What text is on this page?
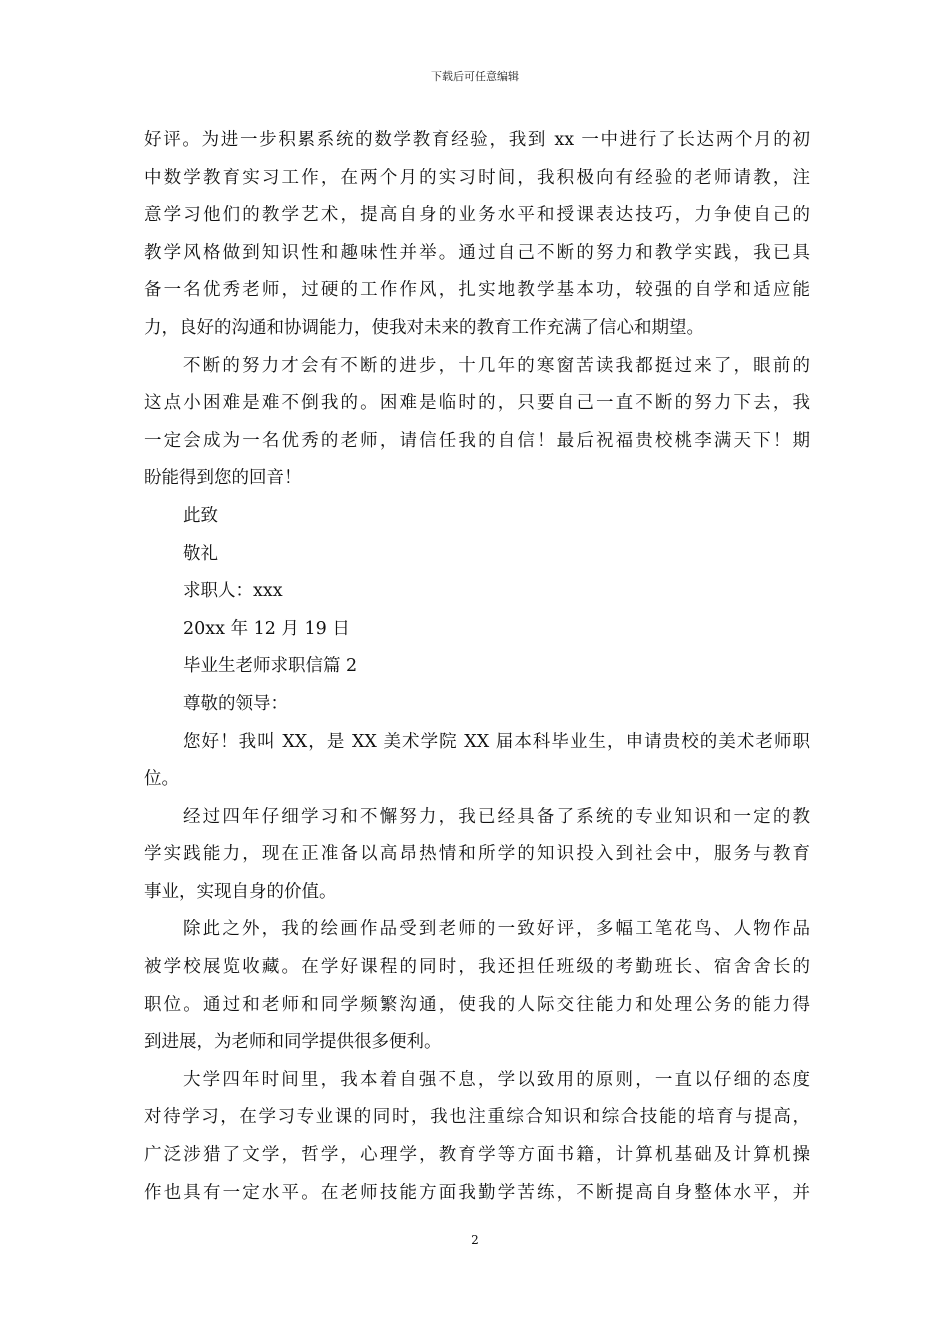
下载后可任意编辑
好评。为进一步积累系统的数学教育经验，我到 xx 一中进行了长达两个月的初
中数学教育实习工作，在两个月的实习时间，我积极向有经验的老师请教，注
意学习他们的教学艺术，提高自身的业务水平和授课表达技巧，力争使自己的
教学风格做到知识性和趣味性并举。通过自己不断的努力和教学实践，我已具
备一名优秀老师，过硬的工作作风，扎实地教学基本功，较强的自学和适应能
力，良好的沟通和协调能力，使我对未来的教育工作充满了信心和期望。
不断的努力才会有不断的进步，十几年的寒窗苦读我都挺过来了，眼前的
这点小困难是难不倒我的。困难是临时的，只要自己一直不断的努力下去，我
一定会成为一名优秀的老师，请信任我的自信！最后祝福贵校桃李满天下！期
盼能得到您的回音！
此致
敬礼
求职人：xxx
20xx 年 12 月 19 日
毕业生老师求职信篇 2
尊敬的领导：
您好！我叫 XX，是 XX 美术学院 XX 届本科毕业生，申请贵校的美术老师职
位。
经过四年仔细学习和不懈努力，我已经具备了系统的专业知识和一定的教
学实践能力，现在正准备以高昂热情和所学的知识投入到社会中，服务与教育
事业，实现自身的价值。
除此之外，我的绘画作品受到老师的一致好评，多幅工笔花鸟、人物作品
被学校展览收藏。在学好课程的同时，我还担任班级的考勤班长、宿舍舍长的
职位。通过和老师和同学频繁沟通，使我的人际交往能力和处理公务的能力得
到进展，为老师和同学提供很多便利。
大学四年时间里，我本着自强不息，学以致用的原则，一直以仔细的态度
对待学习，在学习专业课的同时，我也注重综合知识和综合技能的培育与提高，
广泛涉猎了文学，哲学，心理学，教育学等方面书籍，计算机基础及计算机操
作也具有一定水平。在老师技能方面我勤学苦练，不断提高自身整体水平，并
2
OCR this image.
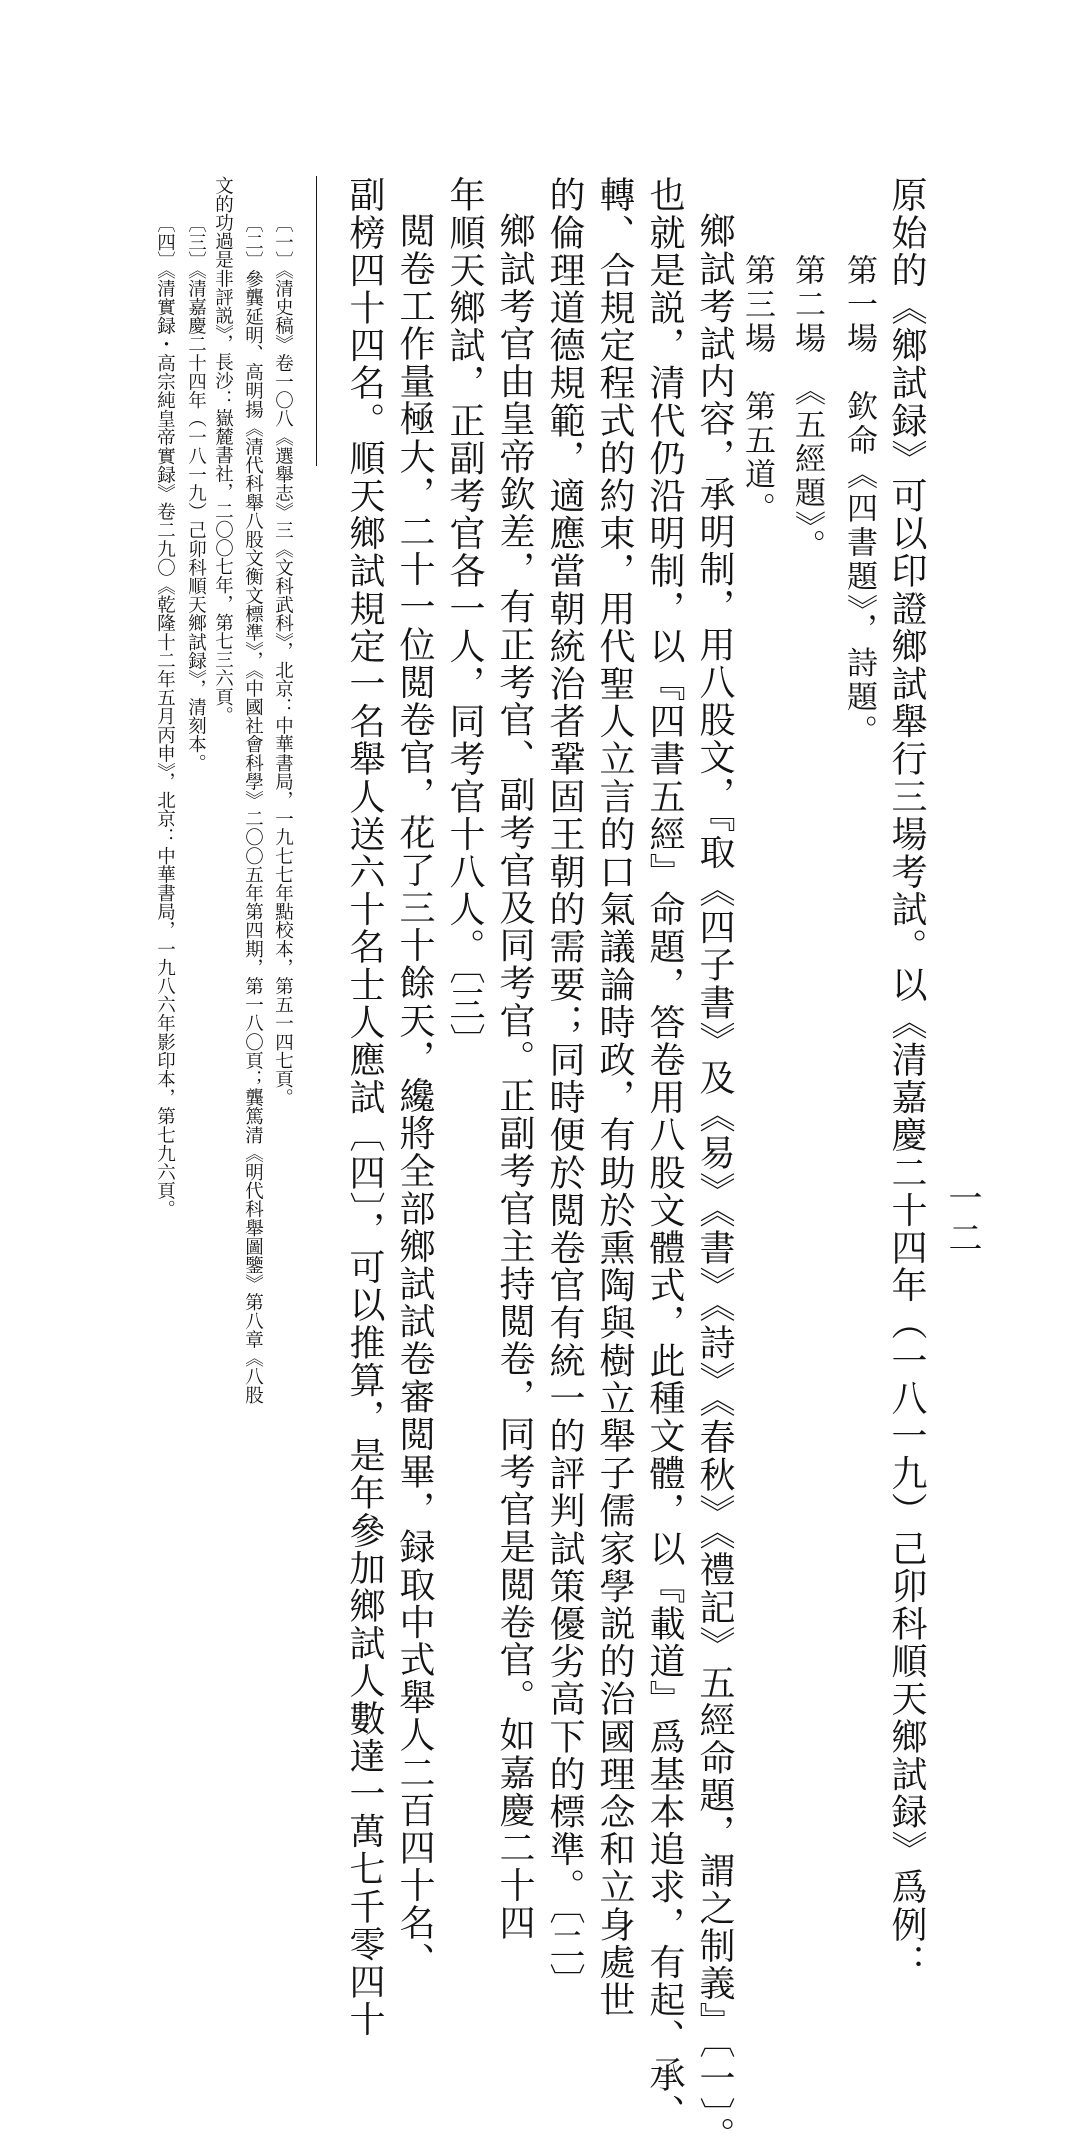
一二
原始的《鄉試録》可以印證鄉試舉行三場考試。以《清嘉慶二十四年（一八一九）己卯科順天鄉試録》爲例：
第一場　欽命《四書題》，詩題。
第二場　《五經題》。
第三場　第五道。
鄉試考試内容，承明制，用八股文，『取《四子書》及《易》《書》《詩》《春秋》《禮記》五經命題，謂之制義』〔一〕。
也就是説，清代仍沿明制，以『四書五經』命題，答卷用八股文體式，此種文體，以『載道』爲基本追求，有起、承、
轉、合規定程式的約束，用代聖人立言的口氣議論時政，有助於熏陶與樹立舉子儒家學説的治國理念和立身處世
的倫理道德規範，適應當朝統治者鞏固王朝的需要；同時便於閲卷官有統一的評判試策優劣高下的標準。〔二〕
鄉試考官由皇帝欽差，有正考官、副考官及同考官。正副考官主持閲卷，同考官是閲卷官。如嘉慶二十四
年順天鄉試，正副考官各一人，同考官十八人。〔三〕
閲卷工作量極大，二十一位閲卷官，花了三十餘天，纔將全部鄉試試卷審閲畢，録取中式舉人二百四十名、
副榜四十四名。順天鄉試規定一名舉人送六十名士人應試〔四〕，可以推算，是年參加鄉試人數達一萬七千零四十
〔一〕《清史稿》卷一〇八《選舉志》三《文科武科》，北京：中華書局，一九七七年點校本，第五一四七頁。
〔二〕參龔延明、高明揚《清代科舉八股文衡文標準》，《中國社會科學》二〇〇五年第四期，第一八〇頁；龔篤清《明代科舉圖鑒》第八章《八股
文的功過是非評説》，長沙：嶽麓書社，二〇〇七年，第七三六頁。
〔三〕《清嘉慶二十四年（一八一九）己卯科順天鄉試録》，清刻本。
〔四〕《清實録・高宗純皇帝實録》卷二九〇《乾隆十二年五月丙申》，北京：中華書局，一九八六年影印本，第七九六頁。
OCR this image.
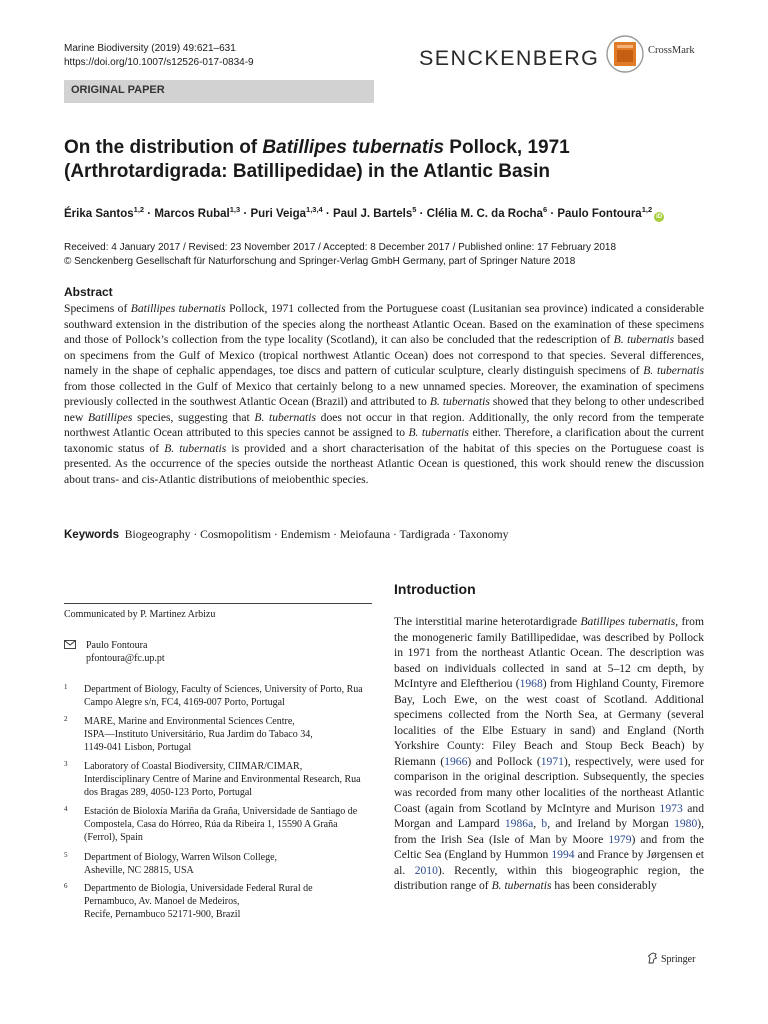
Marine Biodiversity (2019) 49:621–631
https://doi.org/10.1007/s12526-017-0834-9	SENCKENBERG	CrossMark
ORIGINAL PAPER
On the distribution of Batillipes tubernatis Pollock, 1971
(Arthrotardigrada: Batillipedidae) in the Atlantic Basin
Érika Santos$^{1,2}$ · Marcos Rubal$^{1,3}$ · Puri Veiga$^{1,3,4}$ · Paul J. Bartels$^5$ · Clélia M. C. da Rocha$^6$ · Paulo Fontoura$^{1,2}$iD
Received: 4 January 2017 / Revised: 23 November 2017 / Accepted: 8 December 2017 / Published online: 17 February 2018
© Senckenberg Gesellschaft für Naturforschung and Springer-Verlag GmbH Germany, part of Springer Nature 2018
Abstract
Specimens of Batillipes tubernatis Pollock, 1971 collected from the Portuguese coast (Lusitanian sea province) indicated a considerable southward extension in the distribution of the species along the northeast Atlantic Ocean. Based on the examination of these specimens and those of Pollock’s collection from the type locality (Scotland), it can also be concluded that the redescription of B. tubernatis based on specimens from the Gulf of Mexico (tropical northwest Atlantic Ocean) does not correspond to that species. Several differences, namely in the shape of cephalic appendages, toe discs and pattern of cuticular sculpture, clearly distinguish specimens of B. tubernatis from those collected in the Gulf of Mexico that certainly belong to a new unnamed species. Moreover, the examination of specimens previously collected in the southwest Atlantic Ocean (Brazil) and attributed to B. tubernatis showed that they belong to other undescribed new Batillipes species, suggesting that B. tubernatis does not occur in that region. Additionally, the only record from the temperate northwest Atlantic Ocean attributed to this species cannot be assigned to B. tubernatis either. Therefore, a clarification about the current taxonomic status of B. tubernatis is provided and a short characterisation of the habitat of this species on the Portuguese coast is presented. As the occurrence of the species outside the northeast Atlantic Ocean is questioned, this work should renew the discussion about trans- and cis-Atlantic distributions of meiobenthic species.
Keywords Biogeography · Cosmopolitism · Endemism · Meiofauna · Tardigrada · Taxonomy
Communicated by P. Martinez Arbizu
Paulo Fontoura
pfontoura@fc.up.pt
1 Department of Biology, Faculty of Sciences, University of Porto, Rua
Campo Alegre s/n, FC4, 4169-007 Porto, Portugal
2 MARE, Marine and Environmental Sciences Centre,
ISPA—Instituto Universitário, Rua Jardim do Tabaco 34,
1149-041 Lisbon, Portugal
3 Laboratory of Coastal Biodiversity, CIIMAR/CIMAR,
Interdisciplinary Centre of Marine and Environmental Research, Rua
dos Bragas 289, 4050-123 Porto, Portugal
4 Estación de Bioloxía Mariña da Graña, Universidade de Santiago de
Compostela, Casa do Hórreo, Rúa da Ribeira 1, 15590 A Graña
(Ferrol), Spain
5 Department of Biology, Warren Wilson College,
Asheville, NC 28815, USA
6 Departmento de Biologia, Universidade Federal Rural de
Pernambuco, Av. Manoel de Medeiros,
Recife, Pernambuco 52171-900, Brazil
Introduction
The interstitial marine heterotardigrade Batillipes tubernatis, from the monogeneric family Batillipedidae, was described by Pollock in 1971 from the northeast Atlantic Ocean. The description was based on individuals collected in sand at 5–12 cm depth, by McIntyre and Eleftheriou (1968) from Highland County, Firemore Bay, Loch Ewe, on the west coast of Scotland. Additional specimens collected from the North Sea, at Germany (several localities of the Elbe Estuary in sand) and England (North Yorkshire County: Filey Beach and Stoup Beck Beach) by Riemann (1966) and Pollock (1971), respectively, were used for comparison in the original description. Subsequently, the species was recorded from many other localities of the northeast Atlantic Coast (again from Scotland by McIntyre and Murison 1973 and Morgan and Lampard 1986a, b, and Ireland by Morgan 1980), from the Irish Sea (Isle of Man by Moore 1979) and from the Celtic Sea (England by Hummon 1994 and France by Jørgensen et al. 2010). Recently, within this biogeographic region, the distribution range of B. tubernatis has been considerably
Springer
++++++++++++++++++++
■ **DESCRIPTION OF THE TASK**
Your task is to retype all the entries exactly and leave out any pictures.

■ **SOLVED EXERCISE**
What text is on this page?
下载后可任意编辑
好评。为进一步积累系统的数学教育经验，我到 xx 一中进行了长达两个月的初
中数学教育实习工作，在两个月的实习时间，我积极向有经验的老师请教，注
意学习他们的教学艺术，提高自身的业务水平和授课表达技巧，力争使自己的
教学风格做到知识性和趣味性并举。通过自己不断的努力和教学实践，我已具
备一名优秀老师，过硬的工作作风，扎实地教学基本功，较强的自学和适应能
力，良好的沟通和协调能力，使我对未来的教育工作充满了信心和期望。
不断的努力才会有不断的进步，十几年的寒窗苦读我都挺过来了，眼前的
这点小困难是难不倒我的。困难是临时的，只要自己一直不断的努力下去，我
一定会成为一名优秀的老师，请信任我的自信！最后祝福贵校桃李满天下！期
盼能得到您的回音！
此致
敬礼
求职人：xxx
20xx 年 12 月 19 日
毕业生老师求职信篇 2
尊敬的领导：
您好！我叫 XX，是 XX 美术学院 XX 届本科毕业生，申请贵校的美术老师职
位。
经过四年仔细学习和不懈努力，我已经具备了系统的专业知识和一定的教
学实践能力，现在正准备以高昂热情和所学的知识投入到社会中，服务与教育
事业，实现自身的价值。
除此之外，我的绘画作品受到老师的一致好评，多幅工笔花鸟、人物作品
被学校展览收藏。在学好课程的同时，我还担任班级的考勤班长、宿舍舍长的
职位。通过和老师和同学频繁沟通，使我的人际交往能力和处理公务的能力得
到进展，为老师和同学提供很多便利。
大学四年时间里，我本着自强不息，学以致用的原则，一直以仔细的态度
对待学习，在学习专业课的同时，我也注重综合知识和综合技能的培育与提高，
广泛涉猎了文学，哲学，心理学，教育学等方面书籍，计算机基础及计算机操
作也具有一定水平。在老师技能方面我勤学苦练，不断提高自身整体水平，并
2
OCR this image.
一二
原始的《鄉試録》可以印證鄉試舉行三場考試。以《清嘉慶二十四年（一八一九）己卯科順天鄉試録》爲例：
第一場　欽命《四書題》，詩題。
第二場　《五經題》。
第三場　第五道。
鄉試考試内容，承明制，用八股文，『取《四子書》及《易》《書》《詩》《春秋》《禮記》五經命題，謂之制義』〔一〕。
也就是説，清代仍沿明制，以『四書五經』命題，答卷用八股文體式，此種文體，以『載道』爲基本追求，有起、承、
轉、合規定程式的約束，用代聖人立言的口氣議論時政，有助於熏陶與樹立舉子儒家學説的治國理念和立身處世
的倫理道德規範，適應當朝統治者鞏固王朝的需要；同時便於閲卷官有統一的評判試策優劣高下的標準。〔二〕
鄉試考官由皇帝欽差，有正考官、副考官及同考官。正副考官主持閲卷，同考官是閲卷官。如嘉慶二十四
年順天鄉試，正副考官各一人，同考官十八人。〔三〕
閲卷工作量極大，二十一位閲卷官，花了三十餘天，纔將全部鄉試試卷審閲畢，録取中式舉人二百四十名、
副榜四十四名。順天鄉試規定一名舉人送六十名士人應試〔四〕，可以推算，是年參加鄉試人數達一萬七千零四十
〔一〕《清史稿》卷一〇八《選舉志》三《文科武科》，北京：中華書局，一九七七年點校本，第五一四七頁。
〔二〕參龔延明、高明揚《清代科舉八股文衡文標準》，《中國社會科學》二〇〇五年第四期，第一八〇頁；龔篤清《明代科舉圖鑒》第八章《八股
文的功過是非評説》，長沙：嶽麓書社，二〇〇七年，第七三六頁。
〔三〕《清嘉慶二十四年（一八一九）己卯科順天鄉試録》，清刻本。
〔四〕《清實録・高宗純皇帝實録》卷二九〇《乾隆十二年五月丙申》，北京：中華書局，一九八六年影印本，第七九六頁。
OCR this image.
Marine Biodiversity (2019) 49:621–631
https://doi.org/10.1007/s12526-017-0834-9	SENCKENBERG	CrossMark
ORIGINAL PAPER
On the distribution of Batillipes tubernatis Pollock, 1971
(Arthrotardigrada: Batillipedidae) in the Atlantic Basin
Érika Santos$^{1,2}$ · Marcos Rubal$^{1,3}$ · Puri Veiga$^{1,3,4}$ · Paul J. Bartels$^5$ · Clélia M. C. da Rocha$^6$ · Paulo Fontoura$^{1,2}$iD
Received: 4 January 2017 / Revised: 23 November 2017 / Accepted: 8 December 2017 / Published online: 17 February 2018
© Senckenberg Gesellschaft für Naturforschung and Springer-Verlag GmbH Germany, part of Springer Nature 2018
Abstract
Specimens of Batillipes tubernatis Pollock, 1971 collected from the Portuguese coast (Lusitanian sea province) indicated a considerable southward extension in the distribution of the species along the northeast Atlantic Ocean. Based on the examination of these specimens and those of Pollock’s collection from the type locality (Scotland), it can also be concluded that the redescription of B. tubernatis based on specimens from the Gulf of Mexico (tropical northwest Atlantic Ocean) does not correspond to that species. Several differences, namely in the shape of cephalic appendages, toe discs and pattern of cuticular sculpture, clearly distinguish specimens of B. tubernatis from those collected in the Gulf of Mexico that certainly belong to a new unnamed species. Moreover, the examination of specimens previously collected in the southwest Atlantic Ocean (Brazil) and attributed to B. tubernatis showed that they belong to other undescribed new Batillipes species, suggesting that B. tubernatis does not occur in that region. Additionally, the only record from the temperate northwest Atlantic Ocean attributed to this species cannot be assigned to B. tubernatis either. Therefore, a clarification about the current taxonomic status of B. tubernatis is provided and a short characterisation of the habitat of this species on the Portuguese coast is presented. As the occurrence of the species outside the northeast Atlantic Ocean is questioned, this work should renew the discussion about trans- and cis-Atlantic distributions of meiobenthic species.
Keywords Biogeography · Cosmopolitism · Endemism · Meiofauna · Tardigrada · Taxonomy
Communicated by P. Martinez Arbizu
Paulo Fontoura
pfontoura@fc.up.pt
1 Department of Biology, Faculty of Sciences, University of Porto, Rua
Campo Alegre s/n, FC4, 4169-007 Porto, Portugal
2 MARE, Marine and Environmental Sciences Centre,
ISPA—Instituto Universitário, Rua Jardim do Tabaco 34,
1149-041 Lisbon, Portugal
3 Laboratory of Coastal Biodiversity, CIIMAR/CIMAR,
Interdisciplinary Centre of Marine and Environmental Research, Rua
dos Bragas 289, 4050-123 Porto, Portugal
4 Estación de Bioloxía Mariña da Graña, Universidade de Santiago de
Compostela, Casa do Hórreo, Rúa da Ribeira 1, 15590 A Graña
(Ferrol), Spain
5 Department of Biology, Warren Wilson College,
Asheville, NC 28815, USA
6 Departmento de Biologia, Universidade Federal Rural de
Pernambuco, Av. Manoel de Medeiros,
Recife, Pernambuco 52171-900, Brazil
Introduction
The interstitial marine heterotardigrade Batillipes tubernatis, from the monogeneric family Batillipedidae, was described by Pollock in 1971 from the northeast Atlantic Ocean. The description was based on individuals collected in sand at 5–12 cm depth, by McIntyre and Eleftheriou (1968) from Highland County, Firemore Bay, Loch Ewe, on the west coast of Scotland. Additional specimens collected from the North Sea, at Germany (several localities of the Elbe Estuary in sand) and England (North Yorkshire County: Filey Beach and Stoup Beck Beach) by Riemann (1966) and Pollock (1971), respectively, were used for comparison in the original description. Subsequently, the species was recorded from many other localities of the northeast Atlantic Coast (again from Scotland by McIntyre and Murison 1973 and Morgan and Lampard 1986a, b, and Ireland by Morgan 1980), from the Irish Sea (Isle of Man by Moore 1979) and from the Celtic Sea (England by Hummon 1994 and France by Jørgensen et al. 2010). Recently, within this biogeographic region, the distribution range of B. tubernatis has been considerably
Springer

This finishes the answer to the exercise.